Your task is to copy the listing exactly. Drop any pictures from the copy.

═══ RECORDS PROVIDED ═══

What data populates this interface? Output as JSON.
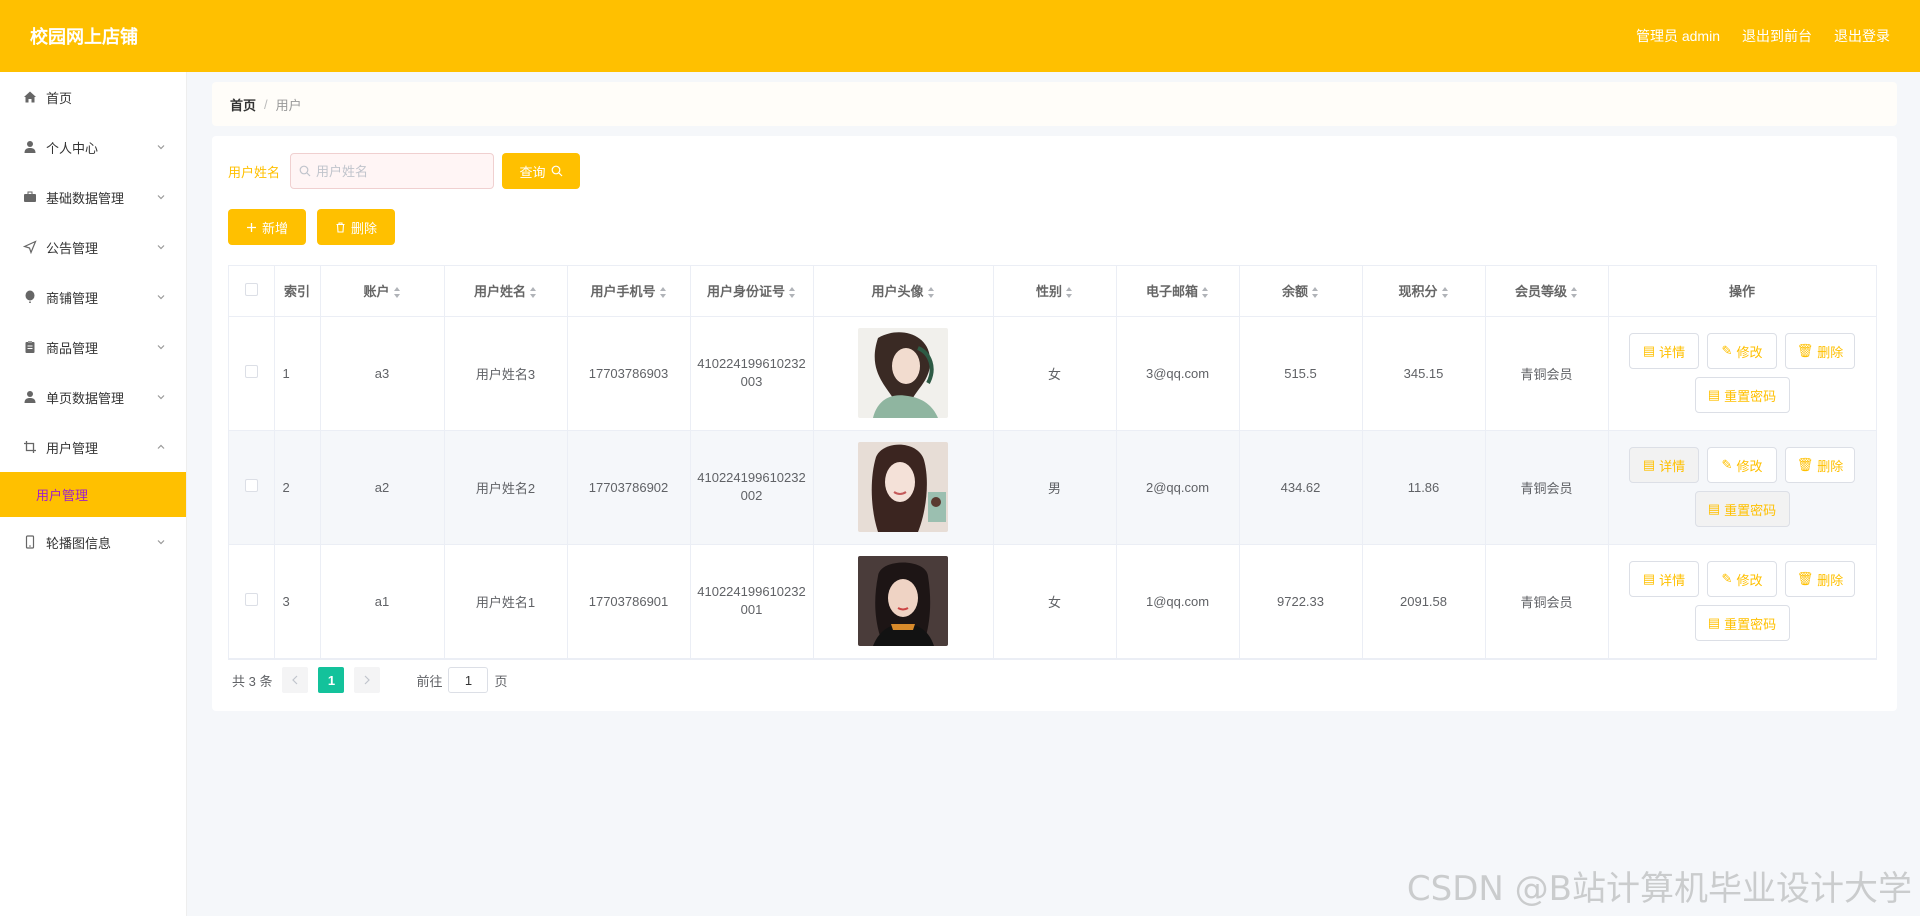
{
  "header": {
    "brand": "校园网上店铺",
    "admin_label": "管理员 admin",
    "to_front": "退出到前台",
    "logout": "退出登录"
  },
  "sidebar": {
    "items": [
      {
        "label": "首页",
        "icon": "home-icon"
      },
      {
        "label": "个人中心",
        "icon": "user-icon"
      },
      {
        "label": "基础数据管理",
        "icon": "briefcase-icon"
      },
      {
        "label": "公告管理",
        "icon": "send-icon"
      },
      {
        "label": "商铺管理",
        "icon": "balloon-icon"
      },
      {
        "label": "商品管理",
        "icon": "clipboard-icon"
      },
      {
        "label": "单页数据管理",
        "icon": "user-icon"
      },
      {
        "label": "用户管理",
        "icon": "crop-icon"
      },
      {
        "label": "轮播图信息",
        "icon": "mobile-icon"
      }
    ],
    "active_sub": "用户管理"
  },
  "breadcrumb": {
    "home": "首页",
    "sep": "/",
    "current": "用户"
  },
  "search": {
    "label": "用户姓名",
    "placeholder": "用户姓名",
    "query_button": "查询"
  },
  "actions": {
    "add": "新增",
    "delete": "删除"
  },
  "table": {
    "headers": [
      "索引",
      "账户",
      "用户姓名",
      "用户手机号",
      "用户身份证号",
      "用户头像",
      "性别",
      "电子邮箱",
      "余额",
      "现积分",
      "会员等级",
      "操作"
    ],
    "rows": [
      {
        "index": "1",
        "account": "a3",
        "name": "用户姓名3",
        "phone": "17703786903",
        "idcard": "410224199610232003",
        "gender": "女",
        "email": "3@qq.com",
        "balance": "515.5",
        "points": "345.15",
        "level": "青铜会员"
      },
      {
        "index": "2",
        "account": "a2",
        "name": "用户姓名2",
        "phone": "17703786902",
        "idcard": "410224199610232002",
        "gender": "男",
        "email": "2@qq.com",
        "balance": "434.62",
        "points": "11.86",
        "level": "青铜会员"
      },
      {
        "index": "3",
        "account": "a1",
        "name": "用户姓名1",
        "phone": "17703786901",
        "idcard": "410224199610232001",
        "gender": "女",
        "email": "1@qq.com",
        "balance": "9722.33",
        "points": "2091.58",
        "level": "青铜会员"
      }
    ],
    "op_labels": {
      "detail": "详情",
      "edit": "修改",
      "delete": "删除",
      "reset": "重置密码"
    }
  },
  "pager": {
    "total": "共 3 条",
    "current_page": "1",
    "goto_prefix": "前往",
    "goto_value": "1",
    "goto_suffix": "页"
  },
  "watermark": "CSDN @B站计算机毕业设计大学",
  "colors": {
    "accent": "#ffc000",
    "page_active": "#13c29b",
    "submenu_text": "#a020c8"
  }
}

═══

=== SOLUTION ===
What data populates this interface? Output as JSON.
{
  "header": {
    "brand": "校园网上店铺",
    "admin_label": "管理员 admin",
    "to_front": "退出到前台",
    "logout": "退出登录"
  },
  "sidebar": {
    "items": [
      {
        "label": "首页",
        "icon": "home-icon"
      },
      {
        "label": "个人中心",
        "icon": "user-icon"
      },
      {
        "label": "基础数据管理",
        "icon": "briefcase-icon"
      },
      {
        "label": "公告管理",
        "icon": "send-icon"
      },
      {
        "label": "商铺管理",
        "icon": "balloon-icon"
      },
      {
        "label": "商品管理",
        "icon": "clipboard-icon"
      },
      {
        "label": "单页数据管理",
        "icon": "user-icon"
      },
      {
        "label": "用户管理",
        "icon": "crop-icon"
      },
      {
        "label": "轮播图信息",
        "icon": "mobile-icon"
      }
    ],
    "active_sub": "用户管理"
  },
  "breadcrumb": {
    "home": "首页",
    "sep": "/",
    "current": "用户"
  },
  "search": {
    "label": "用户姓名",
    "placeholder": "用户姓名",
    "query_button": "查询"
  },
  "actions": {
    "add": "新增",
    "delete": "删除"
  },
  "table": {
    "headers": [
      "索引",
      "账户",
      "用户姓名",
      "用户手机号",
      "用户身份证号",
      "用户头像",
      "性别",
      "电子邮箱",
      "余额",
      "现积分",
      "会员等级",
      "操作"
    ],
    "rows": [
      {
        "index": "1",
        "account": "a3",
        "name": "用户姓名3",
        "phone": "17703786903",
        "idcard": "410224199610232003",
        "gender": "女",
        "email": "3@qq.com",
        "balance": "515.5",
        "points": "345.15",
        "level": "青铜会员"
      },
      {
        "index": "2",
        "account": "a2",
        "name": "用户姓名2",
        "phone": "17703786902",
        "idcard": "410224199610232002",
        "gender": "男",
        "email": "2@qq.com",
        "balance": "434.62",
        "points": "11.86",
        "level": "青铜会员"
      },
      {
        "index": "3",
        "account": "a1",
        "name": "用户姓名1",
        "phone": "17703786901",
        "idcard": "410224199610232001",
        "gender": "女",
        "email": "1@qq.com",
        "balance": "9722.33",
        "points": "2091.58",
        "level": "青铜会员"
      }
    ],
    "op_labels": {
      "detail": "详情",
      "edit": "修改",
      "delete": "删除",
      "reset": "重置密码"
    }
  },
  "pager": {
    "total": "共 3 条",
    "current_page": "1",
    "goto_prefix": "前往",
    "goto_value": "1",
    "goto_suffix": "页"
  },
  "watermark": "CSDN @B站计算机毕业设计大学",
  "colors": {
    "accent": "#ffc000",
    "page_active": "#13c29b",
    "submenu_text": "#a020c8"
  }
}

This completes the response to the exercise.